** begin SUPPLIED DATA **
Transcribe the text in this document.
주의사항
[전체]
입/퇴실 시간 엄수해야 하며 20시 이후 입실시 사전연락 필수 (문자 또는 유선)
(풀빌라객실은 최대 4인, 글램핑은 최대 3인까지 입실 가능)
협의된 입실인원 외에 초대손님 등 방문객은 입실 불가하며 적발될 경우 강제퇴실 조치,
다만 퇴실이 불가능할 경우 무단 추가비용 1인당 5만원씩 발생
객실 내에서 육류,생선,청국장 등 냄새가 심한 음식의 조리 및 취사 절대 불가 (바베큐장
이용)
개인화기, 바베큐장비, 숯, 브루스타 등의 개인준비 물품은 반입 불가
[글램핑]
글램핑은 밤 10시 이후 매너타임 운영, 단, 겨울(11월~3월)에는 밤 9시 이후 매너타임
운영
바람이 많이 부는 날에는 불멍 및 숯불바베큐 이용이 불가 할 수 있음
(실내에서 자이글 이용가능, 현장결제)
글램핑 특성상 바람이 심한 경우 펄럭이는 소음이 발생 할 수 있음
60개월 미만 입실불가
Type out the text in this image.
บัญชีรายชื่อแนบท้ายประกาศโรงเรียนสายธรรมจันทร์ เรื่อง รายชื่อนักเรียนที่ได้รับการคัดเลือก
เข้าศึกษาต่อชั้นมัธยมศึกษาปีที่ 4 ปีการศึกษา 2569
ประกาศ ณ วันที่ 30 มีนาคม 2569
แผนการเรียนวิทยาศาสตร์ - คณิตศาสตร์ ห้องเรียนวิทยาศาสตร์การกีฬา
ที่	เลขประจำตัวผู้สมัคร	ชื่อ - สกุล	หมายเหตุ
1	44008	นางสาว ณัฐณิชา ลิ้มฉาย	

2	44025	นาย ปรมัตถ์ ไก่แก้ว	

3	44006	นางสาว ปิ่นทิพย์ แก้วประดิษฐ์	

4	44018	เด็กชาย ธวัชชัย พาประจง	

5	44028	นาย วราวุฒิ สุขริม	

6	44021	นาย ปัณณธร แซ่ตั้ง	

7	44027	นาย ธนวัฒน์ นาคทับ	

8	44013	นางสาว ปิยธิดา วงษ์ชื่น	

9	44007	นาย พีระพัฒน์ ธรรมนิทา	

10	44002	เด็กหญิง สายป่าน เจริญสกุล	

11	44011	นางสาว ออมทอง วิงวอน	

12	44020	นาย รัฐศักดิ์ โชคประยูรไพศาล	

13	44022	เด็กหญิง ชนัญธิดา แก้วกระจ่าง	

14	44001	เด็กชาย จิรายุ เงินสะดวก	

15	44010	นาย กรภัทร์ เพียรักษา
** end SUPPLIED DATA **
CHALLENGE
Output all of the data again. Match it exactly.

RIGHT ANSWER
Transcribe the text in this document.
주의사항
[전체]
입/퇴실 시간 엄수해야 하며 20시 이후 입실시 사전연락 필수 (문자 또는 유선)
(풀빌라객실은 최대 4인, 글램핑은 최대 3인까지 입실 가능)
협의된 입실인원 외에 초대손님 등 방문객은 입실 불가하며 적발될 경우 강제퇴실 조치,
다만 퇴실이 불가능할 경우 무단 추가비용 1인당 5만원씩 발생
객실 내에서 육류,생선,청국장 등 냄새가 심한 음식의 조리 및 취사 절대 불가 (바베큐장
이용)
개인화기, 바베큐장비, 숯, 브루스타 등의 개인준비 물품은 반입 불가
[글램핑]
글램핑은 밤 10시 이후 매너타임 운영, 단, 겨울(11월~3월)에는 밤 9시 이후 매너타임
운영
바람이 많이 부는 날에는 불멍 및 숯불바베큐 이용이 불가 할 수 있음
(실내에서 자이글 이용가능, 현장결제)
글램핑 특성상 바람이 심한 경우 펄럭이는 소음이 발생 할 수 있음
60개월 미만 입실불가
Type out the text in this image.
บัญชีรายชื่อแนบท้ายประกาศโรงเรียนสายธรรมจันทร์ เรื่อง รายชื่อนักเรียนที่ได้รับการคัดเลือก
เข้าศึกษาต่อชั้นมัธยมศึกษาปีที่ 4 ปีการศึกษา 2569
ประกาศ ณ วันที่ 30 มีนาคม 2569
แผนการเรียนวิทยาศาสตร์ - คณิตศาสตร์ ห้องเรียนวิทยาศาสตร์การกีฬา
ที่	เลขประจำตัวผู้สมัคร	ชื่อ - สกุล	หมายเหตุ
1	44008	นางสาว ณัฐณิชา ลิ้มฉาย	

2	44025	นาย ปรมัตถ์ ไก่แก้ว	

3	44006	นางสาว ปิ่นทิพย์ แก้วประดิษฐ์	

4	44018	เด็กชาย ธวัชชัย พาประจง	

5	44028	นาย วราวุฒิ สุขริม	

6	44021	นาย ปัณณธร แซ่ตั้ง	

7	44027	นาย ธนวัฒน์ นาคทับ	

8	44013	นางสาว ปิยธิดา วงษ์ชื่น	

9	44007	นาย พีระพัฒน์ ธรรมนิทา	

10	44002	เด็กหญิง สายป่าน เจริญสกุล	

11	44011	นางสาว ออมทอง วิงวอน	

12	44020	นาย รัฐศักดิ์ โชคประยูรไพศาล	

13	44022	เด็กหญิง ชนัญธิดา แก้วกระจ่าง	

14	44001	เด็กชาย จิรายุ เงินสะดวก	

15	44010	นาย กรภัทร์ เพียรักษา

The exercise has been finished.